[Data entries]
[BEGIN]
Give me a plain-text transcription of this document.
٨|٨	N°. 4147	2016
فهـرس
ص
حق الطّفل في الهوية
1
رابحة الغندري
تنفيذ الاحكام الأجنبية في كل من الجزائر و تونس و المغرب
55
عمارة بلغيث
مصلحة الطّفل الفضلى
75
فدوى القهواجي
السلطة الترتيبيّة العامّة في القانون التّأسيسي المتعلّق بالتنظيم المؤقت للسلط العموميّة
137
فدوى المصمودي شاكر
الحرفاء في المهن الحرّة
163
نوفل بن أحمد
[END]
§ **Directive**: Send back each record exactly as it stands.

§ **Result below**:
Give me a plain-text transcription of this document.
٨|٨	N°. 4147	2016
فهـرس
ص
حق الطّفل في الهوية
1
رابحة الغندري
تنفيذ الاحكام الأجنبية في كل من الجزائر و تونس و المغرب
55
عمارة بلغيث
مصلحة الطّفل الفضلى
75
فدوى القهواجي
السلطة الترتيبيّة العامّة في القانون التّأسيسي المتعلّق بالتنظيم المؤقت للسلط العموميّة
137
فدوى المصمودي شاكر
الحرفاء في المهن الحرّة
163
نوفل بن أحمد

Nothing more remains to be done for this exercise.